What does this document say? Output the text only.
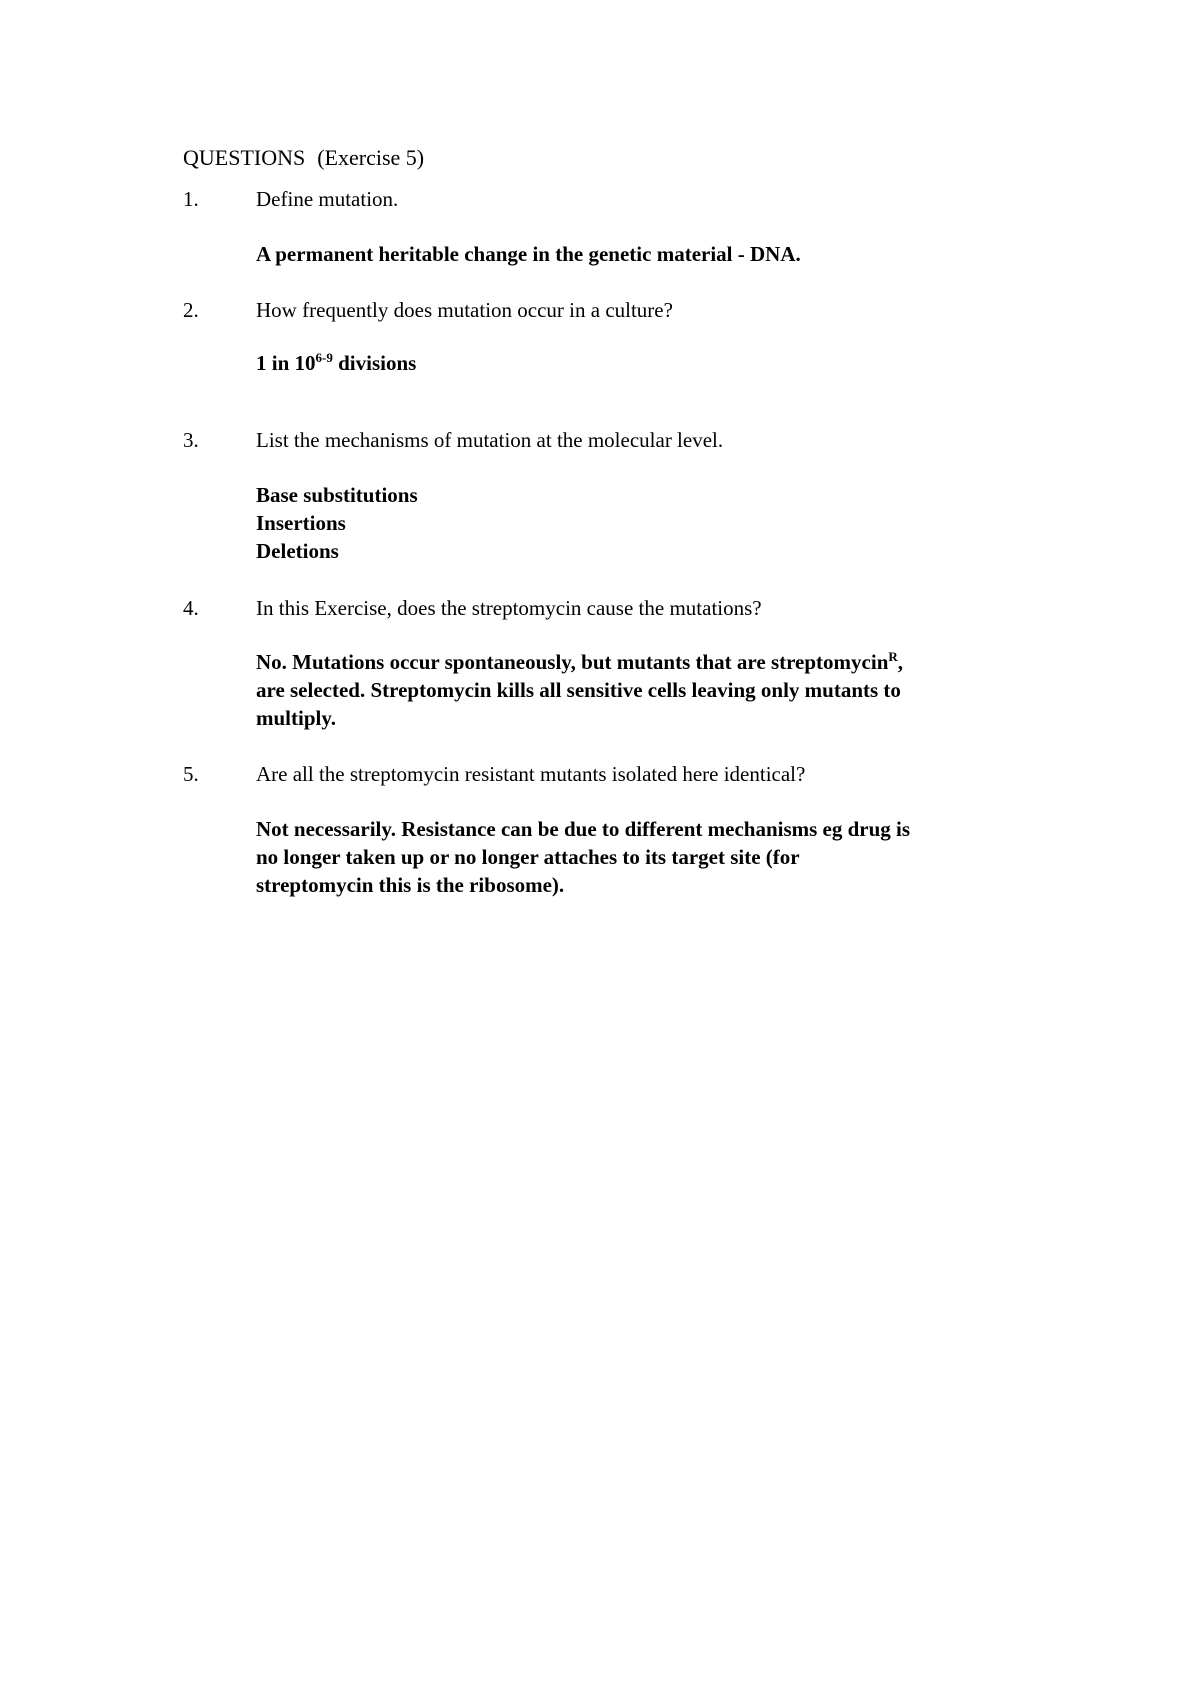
QUESTIONS (Exercise 5)
1.	Define mutation.
A permanent heritable change in the genetic material - DNA.
2.	How frequently does mutation occur in a culture?
1 in 10$^{6-9}$ divisions
3.	List the mechanisms of mutation at the molecular level.
Base substitutions
Insertions
Deletions
4.	In this Exercise, does the streptomycin cause the mutations?
No. Mutations occur spontaneously, but mutants that are streptomycin$^R$,
are selected. Streptomycin kills all sensitive cells leaving only mutants to
multiply.
5.	Are all the streptomycin resistant mutants isolated here identical?
Not necessarily. Resistance can be due to different mechanisms eg drug is
no longer taken up or no longer attaches to its target site (for
streptomycin this is the ribosome).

Requirement: All lines of the listing holding the string "does" must be returned, copied as they stand.

Reply:
What does this document say? Output the text only.
2.	How frequently does mutation occur in a culture?
4.	In this Exercise, does the streptomycin cause the mutations?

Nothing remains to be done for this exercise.